* _TASK_: Print all of the entries exactly, minus the pictures.

* _Collected data entries_:
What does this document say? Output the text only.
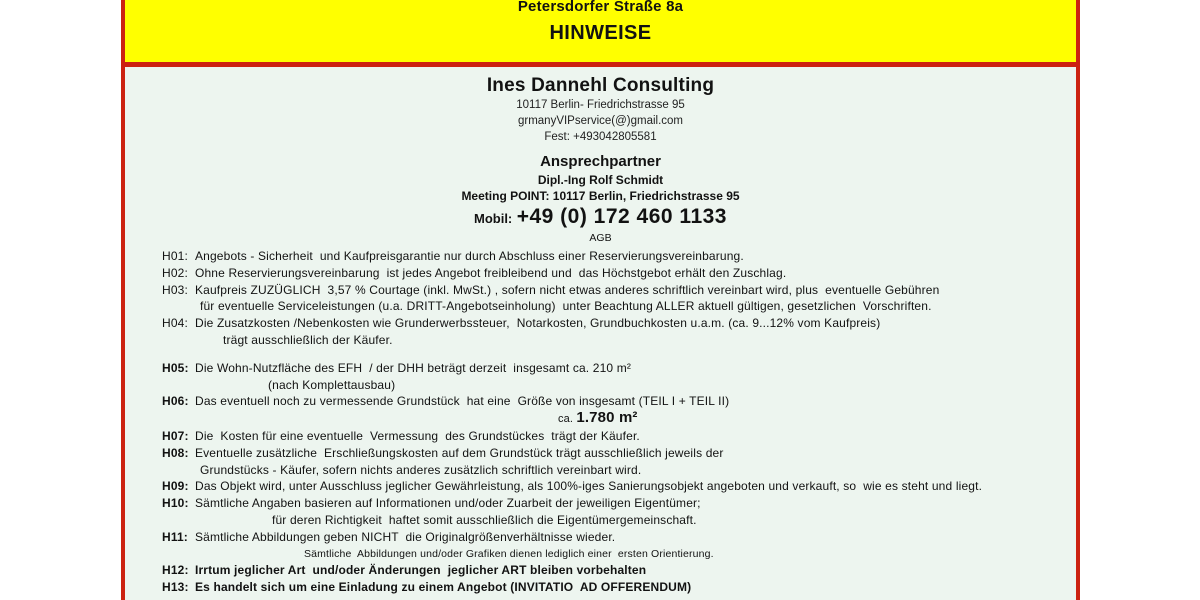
Petersdorfer Straße 8a
HINWEISE
Ines Dannehl Consulting
10117 Berlin- Friedrichstrasse 95
grmanyVIPservice(@)gmail.com
Fest: +493042805581
Ansprechpartner
Dipl.-Ing Rolf Schmidt
Meeting POINT: 10117 Berlin, Friedrichstrasse 95
Mobil: +49 (0) 172 460 1133
AGB
H01: Angebots - Sicherheit  und Kaufpreisgarantie nur durch Abschluss einer Reservierungsvereinbarung.
H02: Ohne Reservierungsvereinbarung  ist jedes Angebot freibleibend und  das Höchstgebot erhält den Zuschlag.
H03: Kaufpreis ZUZÜGLICH  3,57 % Courtage (inkl. MwSt.) , sofern nicht etwas anderes schriftlich vereinbart wird, plus  eventuelle Gebühren
für eventuelle Serviceleistungen (u.a. DRITT-Angebotseinholung)  unter Beachtung ALLER aktuell gültigen, gesetzlichen  Vorschriften.
H04: Die Zusatzkosten /Nebenkosten wie Grunderwerbssteuer,  Notarkosten, Grundbuchkosten u.a.m. (ca. 9...12% vom Kaufpreis)
trägt ausschließlich der Käufer.
H05: Die Wohn-Nutzfläche des EFH  / der DHH beträgt derzeit  insgesamt ca. 210 m²
(nach Komplettausbau)
H06: Das eventuell noch zu vermessende Grundstück  hat eine  Größe von insgesamt (TEIL I + TEIL II)
ca. 1.780 m²
H07: Die  Kosten für eine eventuelle  Vermessung  des Grundstückes  trägt der Käufer.
H08: Eventuelle zusätzliche  Erschließungskosten auf dem Grundstück trägt ausschließlich jeweils der
Grundstücks - Käufer, sofern nichts anderes zusätzlich schriftlich vereinbart wird.
H09: Das Objekt wird, unter Ausschluss jeglicher Gewährleistung, als 100%-iges Sanierungsobjekt angeboten und verkauft, so  wie es steht und liegt.
H10: Sämtliche Angaben basieren auf Informationen und/oder Zuarbeit der jeweiligen Eigentümer;
für deren Richtigkeit  haftet somit ausschließlich die Eigentümergemeinschaft.
H11: Sämtliche Abbildungen geben NICHT  die Originalgrößenverhältnisse wieder.
Sämtliche  Abbildungen und/oder Grafiken dienen lediglich einer  ersten Orientierung.
H12: Irrtum jeglicher Art  und/oder Änderungen  jeglicher ART bleiben vorbehalten
H13: Es handelt sich um eine Einladung zu einem Angebot (INVITATIO  AD OFFERENDUM)
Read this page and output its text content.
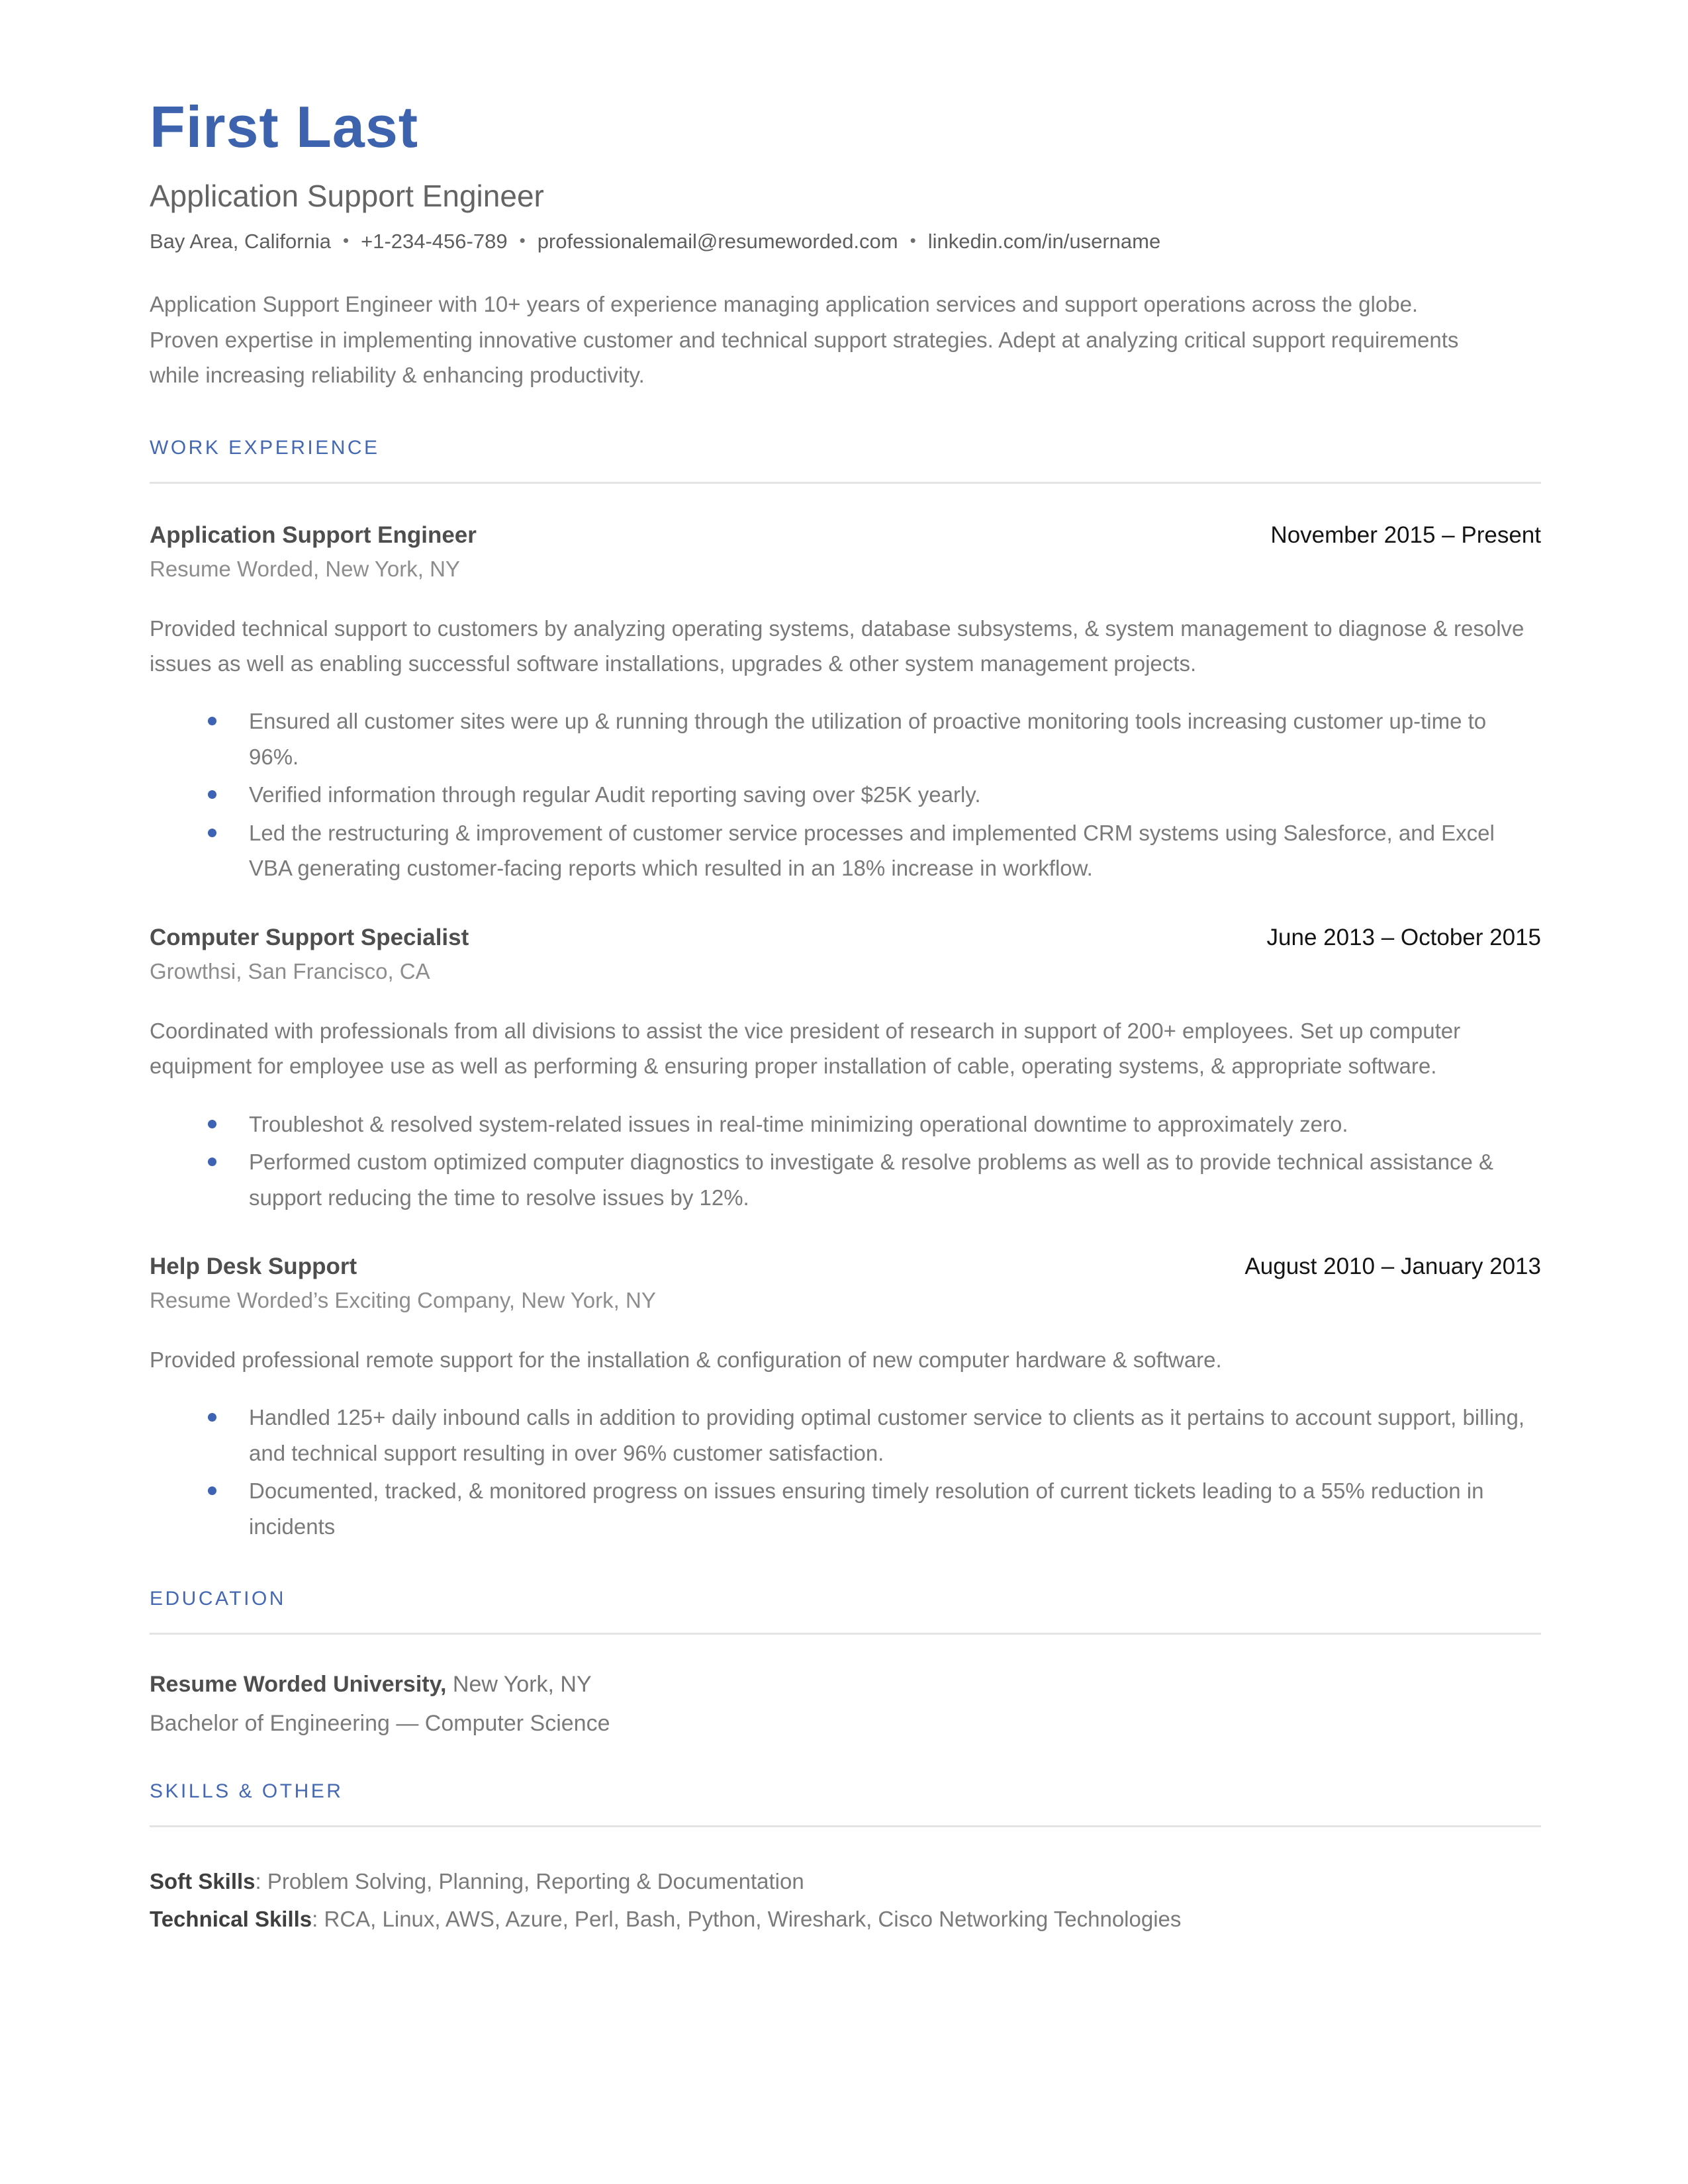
First Last
Application Support Engineer
Bay Area, California • +1-234-456-789 • professionalemail@resumeworded.com • linkedin.com/in/username

Application Support Engineer with 10+ years of experience managing application services and support operations across the globe. Proven expertise in implementing innovative customer and technical support strategies. Adept at analyzing critical support requirements while increasing reliability & enhancing productivity.

WORK EXPERIENCE
Application Support Engineer	November 2015 – Present
Resume Worded, New York, NY

Provided technical support to customers by analyzing operating systems, database subsystems, & system management to diagnose & resolve issues as well as enabling successful software installations, upgrades & other system management projects.

Ensured all customer sites were up & running through the utilization of proactive monitoring tools increasing customer up-time to 96%.
Verified information through regular Audit reporting saving over $25K yearly.
Led the restructuring & improvement of customer service processes and implemented CRM systems using Salesforce, and Excel VBA generating customer-facing reports which resulted in an 18% increase in workflow.
Computer Support Specialist	June 2013 – October 2015
Growthsi, San Francisco, CA

Coordinated with professionals from all divisions to assist the vice president of research in support of 200+ employees. Set up computer equipment for employee use as well as performing & ensuring proper installation of cable, operating systems, & appropriate software.

Troubleshot & resolved system-related issues in real-time minimizing operational downtime to approximately zero.
Performed custom optimized computer diagnostics to investigate & resolve problems as well as to provide technical assistance & support reducing the time to resolve issues by 12%.
Help Desk Support	August 2010 – January 2013
Resume Worded’s Exciting Company, New York, NY

Provided professional remote support for the installation & configuration of new computer hardware & software.

Handled 125+ daily inbound calls in addition to providing optimal customer service to clients as it pertains to account support, billing, and technical support resulting in over 96% customer satisfaction.
Documented, tracked, & monitored progress on issues ensuring timely resolution of current tickets leading to a 55% reduction in incidents
EDUCATION
Resume Worded University, New York, NY
Bachelor of Engineering — Computer Science
SKILLS & OTHER
Soft Skills: Problem Solving, Planning, Reporting & Documentation
Technical Skills: RCA, Linux, AWS, Azure, Perl, Bash, Python, Wireshark, Cisco Networking Technologies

* _FULL SOLUTION_:
What does this document say? Output the text only.
Petersdorfer Straße 8a
HINWEISE
Ines Dannehl Consulting
10117 Berlin- Friedrichstrasse 95
grmanyVIPservice(@)gmail.com
Fest: +493042805581
Ansprechpartner
Dipl.-Ing Rolf Schmidt
Meeting POINT: 10117 Berlin, Friedrichstrasse 95
Mobil: +49 (0) 172 460 1133
AGB
H01: Angebots - Sicherheit  und Kaufpreisgarantie nur durch Abschluss einer Reservierungsvereinbarung.
H02: Ohne Reservierungsvereinbarung  ist jedes Angebot freibleibend und  das Höchstgebot erhält den Zuschlag.
H03: Kaufpreis ZUZÜGLICH  3,57 % Courtage (inkl. MwSt.) , sofern nicht etwas anderes schriftlich vereinbart wird, plus  eventuelle Gebühren
für eventuelle Serviceleistungen (u.a. DRITT-Angebotseinholung)  unter Beachtung ALLER aktuell gültigen, gesetzlichen  Vorschriften.
H04: Die Zusatzkosten /Nebenkosten wie Grunderwerbssteuer,  Notarkosten, Grundbuchkosten u.a.m. (ca. 9...12% vom Kaufpreis)
trägt ausschließlich der Käufer.
H05: Die Wohn-Nutzfläche des EFH  / der DHH beträgt derzeit  insgesamt ca. 210 m²
(nach Komplettausbau)
H06: Das eventuell noch zu vermessende Grundstück  hat eine  Größe von insgesamt (TEIL I + TEIL II)
ca. 1.780 m²
H07: Die  Kosten für eine eventuelle  Vermessung  des Grundstückes  trägt der Käufer.
H08: Eventuelle zusätzliche  Erschließungskosten auf dem Grundstück trägt ausschließlich jeweils der
Grundstücks - Käufer, sofern nichts anderes zusätzlich schriftlich vereinbart wird.
H09: Das Objekt wird, unter Ausschluss jeglicher Gewährleistung, als 100%-iges Sanierungsobjekt angeboten und verkauft, so  wie es steht und liegt.
H10: Sämtliche Angaben basieren auf Informationen und/oder Zuarbeit der jeweiligen Eigentümer;
für deren Richtigkeit  haftet somit ausschließlich die Eigentümergemeinschaft.
H11: Sämtliche Abbildungen geben NICHT  die Originalgrößenverhältnisse wieder.
Sämtliche  Abbildungen und/oder Grafiken dienen lediglich einer  ersten Orientierung.
H12: Irrtum jeglicher Art  und/oder Änderungen  jeglicher ART bleiben vorbehalten
H13: Es handelt sich um eine Einladung zu einem Angebot (INVITATIO  AD OFFERENDUM)
Read this page and output its text content.
First Last
Application Support Engineer
Bay Area, California • +1-234-456-789 • professionalemail@resumeworded.com • linkedin.com/in/username

Application Support Engineer with 10+ years of experience managing application services and support operations across the globe. Proven expertise in implementing innovative customer and technical support strategies. Adept at analyzing critical support requirements while increasing reliability & enhancing productivity.

WORK EXPERIENCE
Application Support Engineer	November 2015 – Present
Resume Worded, New York, NY

Provided technical support to customers by analyzing operating systems, database subsystems, & system management to diagnose & resolve issues as well as enabling successful software installations, upgrades & other system management projects.

Ensured all customer sites were up & running through the utilization of proactive monitoring tools increasing customer up-time to 96%.
Verified information through regular Audit reporting saving over $25K yearly.
Led the restructuring & improvement of customer service processes and implemented CRM systems using Salesforce, and Excel VBA generating customer-facing reports which resulted in an 18% increase in workflow.
Computer Support Specialist	June 2013 – October 2015
Growthsi, San Francisco, CA

Coordinated with professionals from all divisions to assist the vice president of research in support of 200+ employees. Set up computer equipment for employee use as well as performing & ensuring proper installation of cable, operating systems, & appropriate software.

Troubleshot & resolved system-related issues in real-time minimizing operational downtime to approximately zero.
Performed custom optimized computer diagnostics to investigate & resolve problems as well as to provide technical assistance & support reducing the time to resolve issues by 12%.
Help Desk Support	August 2010 – January 2013
Resume Worded’s Exciting Company, New York, NY

Provided professional remote support for the installation & configuration of new computer hardware & software.

Handled 125+ daily inbound calls in addition to providing optimal customer service to clients as it pertains to account support, billing, and technical support resulting in over 96% customer satisfaction.
Documented, tracked, & monitored progress on issues ensuring timely resolution of current tickets leading to a 55% reduction in incidents
EDUCATION
Resume Worded University, New York, NY
Bachelor of Engineering — Computer Science
SKILLS & OTHER
Soft Skills: Problem Solving, Planning, Reporting & Documentation
Technical Skills: RCA, Linux, AWS, Azure, Perl, Bash, Python, Wireshark, Cisco Networking Technologies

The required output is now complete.